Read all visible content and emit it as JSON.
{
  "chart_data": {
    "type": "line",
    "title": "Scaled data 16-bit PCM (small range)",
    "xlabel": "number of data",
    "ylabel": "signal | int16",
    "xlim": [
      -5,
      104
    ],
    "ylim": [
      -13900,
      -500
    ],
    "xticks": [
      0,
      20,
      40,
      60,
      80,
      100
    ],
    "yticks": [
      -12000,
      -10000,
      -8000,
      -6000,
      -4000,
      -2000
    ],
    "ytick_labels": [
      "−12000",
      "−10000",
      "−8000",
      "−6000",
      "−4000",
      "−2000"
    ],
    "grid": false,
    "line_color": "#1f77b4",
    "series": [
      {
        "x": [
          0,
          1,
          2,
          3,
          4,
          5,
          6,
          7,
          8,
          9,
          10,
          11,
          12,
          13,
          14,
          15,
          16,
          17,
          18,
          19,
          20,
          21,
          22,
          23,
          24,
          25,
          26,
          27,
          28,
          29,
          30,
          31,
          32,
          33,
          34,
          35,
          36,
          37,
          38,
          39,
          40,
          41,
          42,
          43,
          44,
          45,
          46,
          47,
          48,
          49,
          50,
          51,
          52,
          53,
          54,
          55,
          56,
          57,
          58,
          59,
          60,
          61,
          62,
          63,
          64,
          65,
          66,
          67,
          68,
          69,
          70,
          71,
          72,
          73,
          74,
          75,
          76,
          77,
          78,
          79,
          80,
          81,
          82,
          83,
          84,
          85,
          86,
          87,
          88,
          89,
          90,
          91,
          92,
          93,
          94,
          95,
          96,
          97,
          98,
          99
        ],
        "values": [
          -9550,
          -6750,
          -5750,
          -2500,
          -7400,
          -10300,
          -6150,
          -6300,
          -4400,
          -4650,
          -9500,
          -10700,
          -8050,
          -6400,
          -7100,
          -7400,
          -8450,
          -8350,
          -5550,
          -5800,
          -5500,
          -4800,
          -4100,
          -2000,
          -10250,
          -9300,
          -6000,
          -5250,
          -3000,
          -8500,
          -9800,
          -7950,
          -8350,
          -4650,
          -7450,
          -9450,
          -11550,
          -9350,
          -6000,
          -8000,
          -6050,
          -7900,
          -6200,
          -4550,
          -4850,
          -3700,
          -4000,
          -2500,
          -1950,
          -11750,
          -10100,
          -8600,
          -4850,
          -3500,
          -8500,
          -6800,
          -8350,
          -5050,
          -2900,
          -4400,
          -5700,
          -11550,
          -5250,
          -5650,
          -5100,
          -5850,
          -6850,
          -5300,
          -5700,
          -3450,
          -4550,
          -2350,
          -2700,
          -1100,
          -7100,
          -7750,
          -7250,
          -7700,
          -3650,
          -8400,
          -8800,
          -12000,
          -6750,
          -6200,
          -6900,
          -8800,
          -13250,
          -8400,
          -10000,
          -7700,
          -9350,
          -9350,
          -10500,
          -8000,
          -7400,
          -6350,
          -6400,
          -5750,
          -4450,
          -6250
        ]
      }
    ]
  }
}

━━━━━━━━━━━━━━━━

Exercise aim: Please repeat the material above, word for word and in full.

Problem solution:
Read all visible content and emit it as JSON.
{
  "chart_data": {
    "type": "line",
    "title": "Scaled data 16-bit PCM (small range)",
    "xlabel": "number of data",
    "ylabel": "signal | int16",
    "xlim": [
      -5,
      104
    ],
    "ylim": [
      -13900,
      -500
    ],
    "xticks": [
      0,
      20,
      40,
      60,
      80,
      100
    ],
    "yticks": [
      -12000,
      -10000,
      -8000,
      -6000,
      -4000,
      -2000
    ],
    "ytick_labels": [
      "−12000",
      "−10000",
      "−8000",
      "−6000",
      "−4000",
      "−2000"
    ],
    "grid": false,
    "line_color": "#1f77b4",
    "series": [
      {
        "x": [
          0,
          1,
          2,
          3,
          4,
          5,
          6,
          7,
          8,
          9,
          10,
          11,
          12,
          13,
          14,
          15,
          16,
          17,
          18,
          19,
          20,
          21,
          22,
          23,
          24,
          25,
          26,
          27,
          28,
          29,
          30,
          31,
          32,
          33,
          34,
          35,
          36,
          37,
          38,
          39,
          40,
          41,
          42,
          43,
          44,
          45,
          46,
          47,
          48,
          49,
          50,
          51,
          52,
          53,
          54,
          55,
          56,
          57,
          58,
          59,
          60,
          61,
          62,
          63,
          64,
          65,
          66,
          67,
          68,
          69,
          70,
          71,
          72,
          73,
          74,
          75,
          76,
          77,
          78,
          79,
          80,
          81,
          82,
          83,
          84,
          85,
          86,
          87,
          88,
          89,
          90,
          91,
          92,
          93,
          94,
          95,
          96,
          97,
          98,
          99
        ],
        "values": [
          -9550,
          -6750,
          -5750,
          -2500,
          -7400,
          -10300,
          -6150,
          -6300,
          -4400,
          -4650,
          -9500,
          -10700,
          -8050,
          -6400,
          -7100,
          -7400,
          -8450,
          -8350,
          -5550,
          -5800,
          -5500,
          -4800,
          -4100,
          -2000,
          -10250,
          -9300,
          -6000,
          -5250,
          -3000,
          -8500,
          -9800,
          -7950,
          -8350,
          -4650,
          -7450,
          -9450,
          -11550,
          -9350,
          -6000,
          -8000,
          -6050,
          -7900,
          -6200,
          -4550,
          -4850,
          -3700,
          -4000,
          -2500,
          -1950,
          -11750,
          -10100,
          -8600,
          -4850,
          -3500,
          -8500,
          -6800,
          -8350,
          -5050,
          -2900,
          -4400,
          -5700,
          -11550,
          -5250,
          -5650,
          -5100,
          -5850,
          -6850,
          -5300,
          -5700,
          -3450,
          -4550,
          -2350,
          -2700,
          -1100,
          -7100,
          -7750,
          -7250,
          -7700,
          -3650,
          -8400,
          -8800,
          -12000,
          -6750,
          -6200,
          -6900,
          -8800,
          -13250,
          -8400,
          -10000,
          -7700,
          -9350,
          -9350,
          -10500,
          -8000,
          -7400,
          -6350,
          -6400,
          -5750,
          -4450,
          -6250
        ]
      }
    ]
  }
}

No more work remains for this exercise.